§ **Selection**:
* START *

Mathematics toward a broader audience

I discovered juggling at 17 (actually thanks to other young persons into mathematics) and since then I practiced thoroughly or not-so-thoroughly depending on the moments. Anyway, juggling has much to do with mathematics and I used the mathematization of juggling, famously known in the juggling community as the siteswap notation, to show how mathematical reasonments could be useful in practice. Here are the slides of a talk that I gave in front of high school students on June 15, 2026 at the ICJ (my lab in Lyon). I hope to give more talks about that in the future.

This olympic problem, who was the last problem at IMO 2015, has much to do with this mathematical theory of siteswaps.

Levine hat puzzle has $n\ge 2$ players given each of them an infinite stack hats, each of them colored at random either black or white, the colors being chosen i.i.d. flipping a fair coin. They are allowed to communicate before the random colors are sampled but not after. The players see everyone’s hats but theirs, and they simultaneously try to pick a black hat of their own stack. They win precisely when all the players get it right. Let $V_n$ be the supremum of their success probability over all possible strategies. Levine’s conjecture states that $V_n\to 0$ as $n$ goes to infinity. Even the value $V_2$ is unknown.

* END *

§ **Supplied entries**:
* START *

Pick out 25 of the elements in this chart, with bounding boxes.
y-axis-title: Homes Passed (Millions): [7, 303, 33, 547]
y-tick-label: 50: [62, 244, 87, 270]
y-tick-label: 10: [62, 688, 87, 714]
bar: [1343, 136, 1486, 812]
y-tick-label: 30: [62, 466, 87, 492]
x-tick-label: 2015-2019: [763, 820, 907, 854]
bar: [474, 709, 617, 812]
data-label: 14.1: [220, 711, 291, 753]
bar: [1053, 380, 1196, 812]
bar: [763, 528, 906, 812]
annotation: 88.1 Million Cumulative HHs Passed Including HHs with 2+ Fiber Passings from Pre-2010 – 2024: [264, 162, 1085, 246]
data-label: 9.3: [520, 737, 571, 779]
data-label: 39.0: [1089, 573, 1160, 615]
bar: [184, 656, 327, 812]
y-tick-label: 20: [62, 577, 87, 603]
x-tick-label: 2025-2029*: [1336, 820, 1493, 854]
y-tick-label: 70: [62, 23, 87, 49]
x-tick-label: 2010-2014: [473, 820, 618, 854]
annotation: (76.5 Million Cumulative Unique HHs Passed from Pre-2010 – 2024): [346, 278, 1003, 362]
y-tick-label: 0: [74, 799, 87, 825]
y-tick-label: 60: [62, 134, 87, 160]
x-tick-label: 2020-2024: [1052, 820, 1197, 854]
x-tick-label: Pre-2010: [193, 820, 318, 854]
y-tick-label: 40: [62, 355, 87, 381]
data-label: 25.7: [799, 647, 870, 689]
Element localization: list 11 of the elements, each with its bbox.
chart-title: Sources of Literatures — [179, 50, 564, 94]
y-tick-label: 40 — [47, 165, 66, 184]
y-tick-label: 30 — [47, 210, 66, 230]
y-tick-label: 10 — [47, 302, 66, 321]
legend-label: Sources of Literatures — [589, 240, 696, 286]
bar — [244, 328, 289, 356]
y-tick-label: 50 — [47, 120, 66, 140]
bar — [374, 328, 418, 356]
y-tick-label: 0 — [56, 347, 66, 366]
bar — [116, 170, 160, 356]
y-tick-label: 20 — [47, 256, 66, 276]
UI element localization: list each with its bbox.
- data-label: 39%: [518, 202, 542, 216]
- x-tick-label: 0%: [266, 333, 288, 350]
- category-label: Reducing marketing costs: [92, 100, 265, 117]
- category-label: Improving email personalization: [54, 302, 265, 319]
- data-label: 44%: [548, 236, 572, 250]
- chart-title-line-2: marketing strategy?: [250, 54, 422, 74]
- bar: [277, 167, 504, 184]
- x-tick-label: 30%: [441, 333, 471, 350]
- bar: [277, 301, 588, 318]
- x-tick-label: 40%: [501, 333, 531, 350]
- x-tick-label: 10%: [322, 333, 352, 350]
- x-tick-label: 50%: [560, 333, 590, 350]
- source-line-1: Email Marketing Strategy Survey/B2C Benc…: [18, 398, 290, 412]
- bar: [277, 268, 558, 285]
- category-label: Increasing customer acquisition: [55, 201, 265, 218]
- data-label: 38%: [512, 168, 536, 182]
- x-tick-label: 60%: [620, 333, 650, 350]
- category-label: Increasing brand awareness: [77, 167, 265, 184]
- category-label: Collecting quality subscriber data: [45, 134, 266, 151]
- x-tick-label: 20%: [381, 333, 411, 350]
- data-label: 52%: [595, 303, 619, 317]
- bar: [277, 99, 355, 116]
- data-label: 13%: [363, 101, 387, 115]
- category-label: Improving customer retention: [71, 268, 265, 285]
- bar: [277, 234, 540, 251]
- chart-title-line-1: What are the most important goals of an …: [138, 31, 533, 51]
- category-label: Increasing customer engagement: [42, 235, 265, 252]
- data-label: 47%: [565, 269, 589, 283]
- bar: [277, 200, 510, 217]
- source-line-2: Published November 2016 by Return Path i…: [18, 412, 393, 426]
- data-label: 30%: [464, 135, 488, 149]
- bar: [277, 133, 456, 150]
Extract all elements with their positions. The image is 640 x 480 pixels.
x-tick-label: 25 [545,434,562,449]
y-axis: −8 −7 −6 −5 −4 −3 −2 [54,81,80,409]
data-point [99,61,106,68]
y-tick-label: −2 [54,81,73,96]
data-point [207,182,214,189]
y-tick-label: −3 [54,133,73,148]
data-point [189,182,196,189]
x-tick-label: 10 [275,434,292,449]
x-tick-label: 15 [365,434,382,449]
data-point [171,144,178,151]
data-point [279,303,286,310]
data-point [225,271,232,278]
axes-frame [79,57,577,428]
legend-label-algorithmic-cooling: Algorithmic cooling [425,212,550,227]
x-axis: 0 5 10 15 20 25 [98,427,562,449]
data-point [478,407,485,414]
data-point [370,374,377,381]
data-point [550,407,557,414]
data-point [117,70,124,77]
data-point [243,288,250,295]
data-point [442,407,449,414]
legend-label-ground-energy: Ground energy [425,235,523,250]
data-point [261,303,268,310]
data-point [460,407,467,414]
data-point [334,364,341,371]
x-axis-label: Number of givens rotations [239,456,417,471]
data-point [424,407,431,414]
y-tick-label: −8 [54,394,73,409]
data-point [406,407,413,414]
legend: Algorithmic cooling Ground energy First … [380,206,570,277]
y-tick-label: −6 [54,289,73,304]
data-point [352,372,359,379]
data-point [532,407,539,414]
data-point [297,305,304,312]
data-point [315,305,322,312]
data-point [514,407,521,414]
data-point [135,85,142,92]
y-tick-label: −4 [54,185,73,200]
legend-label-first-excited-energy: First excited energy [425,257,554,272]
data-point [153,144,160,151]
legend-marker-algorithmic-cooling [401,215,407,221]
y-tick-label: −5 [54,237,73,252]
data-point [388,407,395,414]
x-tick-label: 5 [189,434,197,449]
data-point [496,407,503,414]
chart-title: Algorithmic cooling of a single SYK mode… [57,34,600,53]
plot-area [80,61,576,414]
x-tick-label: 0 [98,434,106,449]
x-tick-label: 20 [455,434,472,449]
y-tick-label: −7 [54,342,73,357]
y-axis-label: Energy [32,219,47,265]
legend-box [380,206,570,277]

* END *

§ **Requirement 1**:
Please decide whether each statement agrees with the mathematics outreach text above, answering yes or no and quoting the deciding words: (a) The author discovered juggling at 17. (b) In the hat puzzle, the players may communicate after the colors are sampled. (c) The value $V_2$ is known.
§ **Requirement 2**:
Carry the mathematics outreach text above forward, beginning right after its final sentence about $V_2$.

§ **Result 1**:
(a) Yes: "I discovered juggling at 17"
(b) No: "They are allowed to communicate before the random colors are sampled but not after."
(c) No: "Even the value $V_2$ is unknown."

§ **Result 2**:
I gave a talk about this fascinating problem at the Séminaire Pizza de l’ICJ in front of the interested researchers of all the lab. I mostly based my talk on the paper On Levine’s notorious hat puzzle, but many other papers brought new ideas to that subject: see e.g. this one, or that one.

As a high school student I took part in the Olympiads, and attended many courses organized by the POFM who were meant to prepare us. After starting university, I started to give myself exercice sessions in many occurences. Here is a short resume of my activity there: TBD

Since the beginning of my PhD I helped MathàLyon a few times. This is an association that regularly visits middle schools to run mathematical workshops with students and help them discover various ideas beyond school mathematics through their own exploration. Here is a document presenting the activities of MathàLyon.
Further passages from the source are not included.